## Problem requirements
Reproduce the stretch of records from the line containing "node-sealer: 封函機 (485, 450, 619, 594)" through the line containing "sublabel: ボトルキャッパー (512, 369, 592, 381)", both included, with nothing else.

## Task material
· · · ·

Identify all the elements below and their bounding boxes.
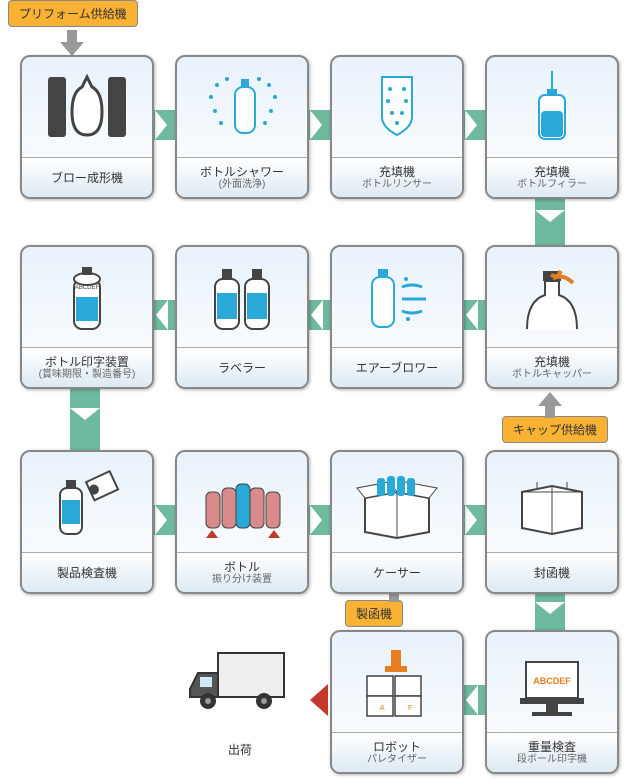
node-sealer: 封函機 (485, 450, 619, 594)
icon-caser (332, 452, 462, 552)
sublabel: (外面洗浄) (219, 179, 266, 191)
chevron (311, 300, 323, 330)
svg-text:ABCDEF: ABCDEF (75, 285, 100, 291)
label: ケーサー (373, 566, 421, 580)
icon-capper (487, 247, 617, 347)
label: 充填機 (534, 165, 570, 179)
label: 封函機 (534, 566, 570, 580)
label: エアーブロワー (356, 361, 439, 375)
chevron (155, 505, 167, 535)
label: ボトル印字装置 (45, 355, 129, 369)
red-arrow-ship (310, 684, 328, 716)
node-air-blower: エアーブロワー (330, 245, 464, 389)
sublabel: ボトルリンサー (362, 179, 432, 191)
node-weight-print: ABCDEF 重量検査段ボール印字機 (485, 630, 619, 774)
arrow-cap-up (538, 392, 562, 406)
tag-cap: キャップ供給機 (502, 416, 608, 443)
tag-box-label: 製函機 (356, 607, 392, 621)
node-rinser: 充填機ボトルリンサー (330, 55, 464, 199)
sublabel: ボトルフィラー (517, 179, 587, 191)
chevron (535, 602, 565, 614)
sublabel: ボトルキャッパー (512, 369, 592, 381)
node-blow-mold: ブロー成形機 (20, 55, 154, 199)
label: 出荷 (228, 743, 252, 757)
icon-rinser (332, 57, 462, 157)
chevron (156, 300, 168, 330)
sublabel: 段ボール印字機 (517, 754, 587, 766)
icon-inspector (22, 452, 152, 552)
label: 製品検査機 (57, 566, 117, 580)
node-ship: 出荷 (175, 630, 305, 770)
node-inspector: 製品検査機 (20, 450, 154, 594)
chevron (466, 300, 478, 330)
node-palletizer: AF ロボットパレタイザー (330, 630, 464, 774)
tag-preform: プリフォーム供給機 (8, 0, 138, 27)
label: ボトル (224, 560, 260, 574)
icon-air-blower (332, 247, 462, 347)
svg-text:ABCDEF: ABCDEF (533, 676, 571, 686)
chevron (155, 110, 167, 140)
icon-filler (487, 57, 617, 157)
sublabel: 振り分け装置 (212, 574, 272, 586)
label: 充填機 (534, 355, 570, 369)
chevron (310, 110, 322, 140)
chevron (466, 685, 478, 715)
tag-box: 製函機 (345, 600, 403, 627)
icon-sealer (487, 452, 617, 552)
icon-truck (175, 630, 305, 730)
label: ロボット (373, 740, 421, 754)
icon-bottle-shower (177, 57, 307, 157)
tag-preform-label: プリフォーム供給機 (19, 7, 127, 21)
sublabel: (賞味期限・製造番号) (39, 369, 136, 381)
icon-sorter (177, 452, 307, 552)
chevron (535, 210, 565, 222)
node-labeler: ラベラー (175, 245, 309, 389)
chevron (70, 408, 100, 420)
icon-labeler (177, 247, 307, 347)
label: 充填機 (379, 165, 415, 179)
arrow-preform-down (60, 42, 84, 56)
chevron (310, 505, 322, 535)
label: ブロー成形機 (51, 171, 123, 185)
svg-text:F: F (408, 705, 412, 712)
node-filler: 充填機ボトルフィラー (485, 55, 619, 199)
node-capper: 充填機ボトルキャッパー (485, 245, 619, 389)
icon-blow-mold (22, 57, 152, 157)
tag-cap-label: キャップ供給機 (513, 423, 597, 437)
chevron (465, 505, 477, 535)
node-printer: ABCDEF ボトル印字装置(賞味期限・製造番号) (20, 245, 154, 389)
label: ラベラー (218, 361, 266, 375)
chevron (465, 110, 477, 140)
sublabel: パレタイザー (367, 754, 427, 766)
svg-text:A: A (380, 705, 385, 712)
icon-weight: ABCDEF (487, 632, 617, 732)
label: ボトルシャワー (200, 165, 284, 179)
node-bottle-shower: ボトルシャワー(外面洗浄) (175, 55, 309, 199)
label: 重量検査 (528, 740, 576, 754)
node-caser: ケーサー (330, 450, 464, 594)
node-sorter: ボトル振り分け装置 (175, 450, 309, 594)
icon-palletizer: AF (332, 632, 462, 732)
icon-printer: ABCDEF (22, 247, 152, 347)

· · · ·

## Full output
node-sealer: 封函機 (485, 450, 619, 594)
icon-caser (332, 452, 462, 552)
sublabel: (外面洗浄) (219, 179, 266, 191)
chevron (311, 300, 323, 330)
svg-text:ABCDEF: ABCDEF (75, 285, 100, 291)
label: ケーサー (373, 566, 421, 580)
icon-capper (487, 247, 617, 347)
label: 充填機 (534, 165, 570, 179)
label: 封函機 (534, 566, 570, 580)
label: エアーブロワー (356, 361, 439, 375)
chevron (155, 505, 167, 535)
label: ボトル印字装置 (45, 355, 129, 369)
red-arrow-ship (310, 684, 328, 716)
node-air-blower: エアーブロワー (330, 245, 464, 389)
sublabel: ボトルリンサー (362, 179, 432, 191)
node-weight-print: ABCDEF 重量検査段ボール印字機 (485, 630, 619, 774)
arrow-cap-up (538, 392, 562, 406)
tag-cap: キャップ供給機 (502, 416, 608, 443)
tag-box-label: 製函機 (356, 607, 392, 621)
node-rinser: 充填機ボトルリンサー (330, 55, 464, 199)
sublabel: ボトルフィラー (517, 179, 587, 191)
chevron (535, 602, 565, 614)
sublabel: ボトルキャッパー (512, 369, 592, 381)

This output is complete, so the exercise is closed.